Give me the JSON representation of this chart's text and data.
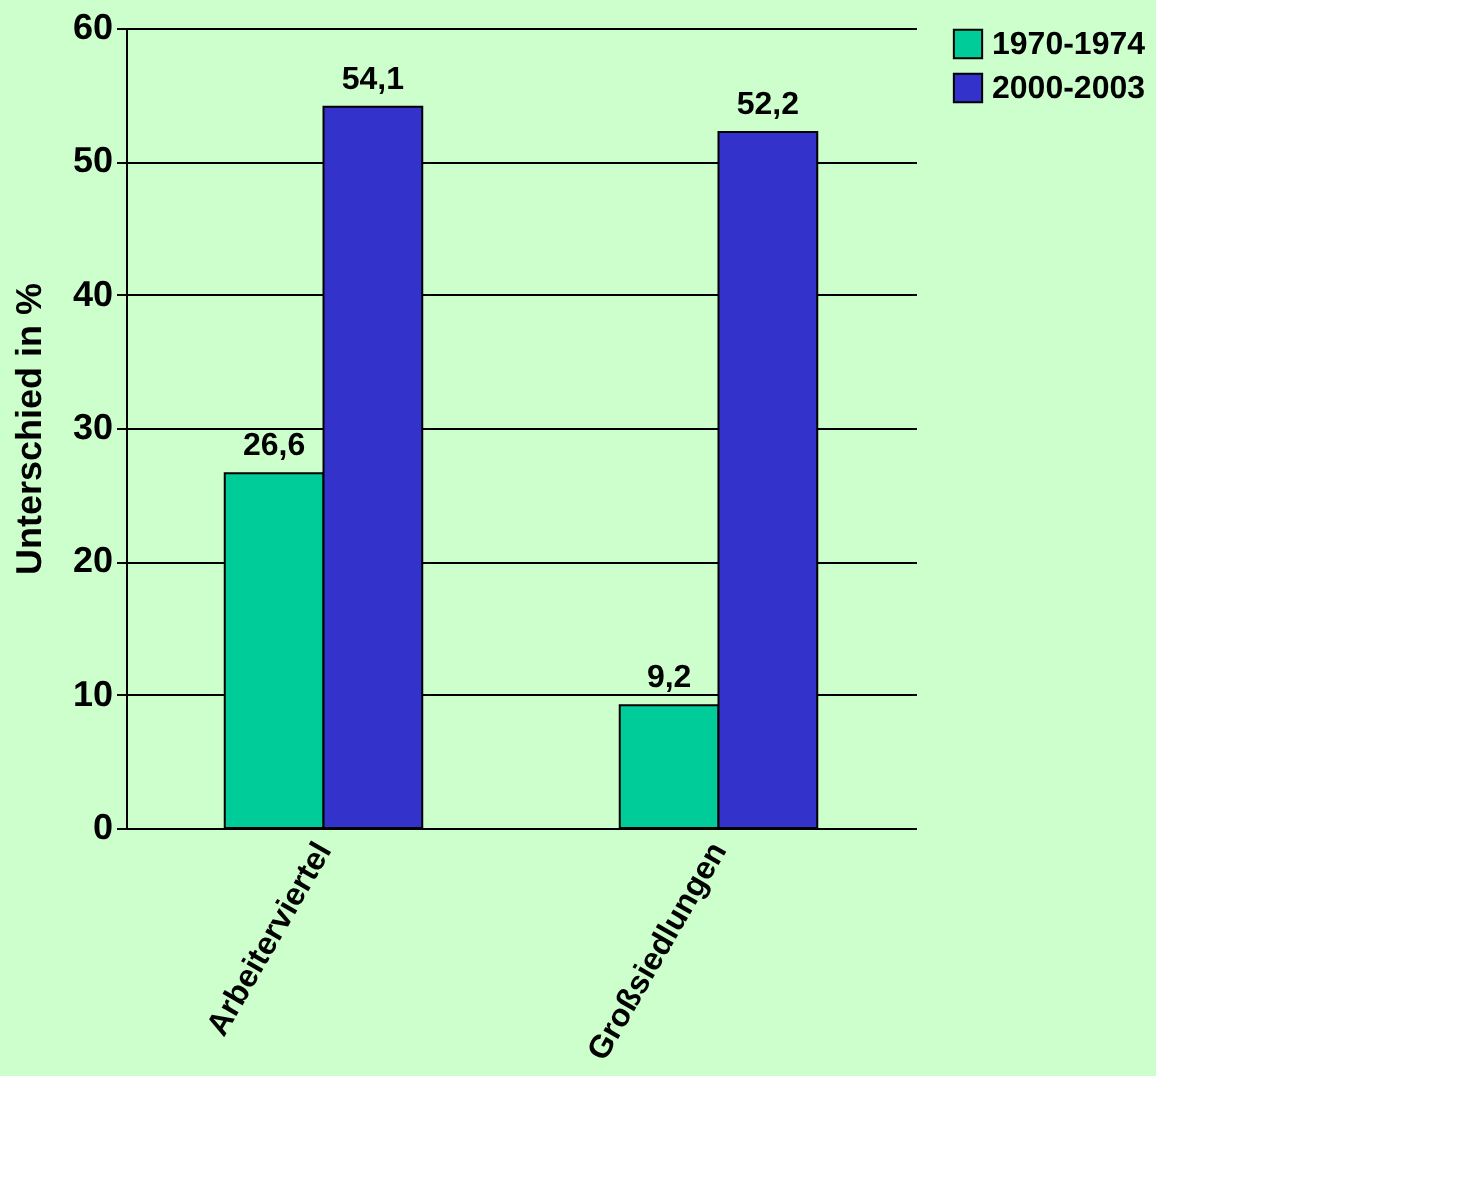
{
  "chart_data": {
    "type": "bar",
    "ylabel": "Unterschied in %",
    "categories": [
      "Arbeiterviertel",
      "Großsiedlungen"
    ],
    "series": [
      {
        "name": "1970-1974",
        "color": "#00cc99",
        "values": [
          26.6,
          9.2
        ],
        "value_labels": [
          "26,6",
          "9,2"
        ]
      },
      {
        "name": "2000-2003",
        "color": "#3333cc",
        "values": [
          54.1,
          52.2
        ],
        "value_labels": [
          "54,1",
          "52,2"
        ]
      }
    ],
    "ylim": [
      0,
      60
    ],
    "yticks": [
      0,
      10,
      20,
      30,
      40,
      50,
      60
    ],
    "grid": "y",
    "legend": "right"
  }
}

______________________________

GIVEN EXERCISE:
Can you restate all the records above word for word while dropping the pictures?

RESULT FOR THIS EXERCISE:
Give me the JSON representation of this chart's text and data.
{
  "chart_data": {
    "type": "bar",
    "ylabel": "Unterschied in %",
    "categories": [
      "Arbeiterviertel",
      "Großsiedlungen"
    ],
    "series": [
      {
        "name": "1970-1974",
        "color": "#00cc99",
        "values": [
          26.6,
          9.2
        ],
        "value_labels": [
          "26,6",
          "9,2"
        ]
      },
      {
        "name": "2000-2003",
        "color": "#3333cc",
        "values": [
          54.1,
          52.2
        ],
        "value_labels": [
          "54,1",
          "52,2"
        ]
      }
    ],
    "ylim": [
      0,
      60
    ],
    "yticks": [
      0,
      10,
      20,
      30,
      40,
      50,
      60
    ],
    "grid": "y",
    "legend": "right"
  }
}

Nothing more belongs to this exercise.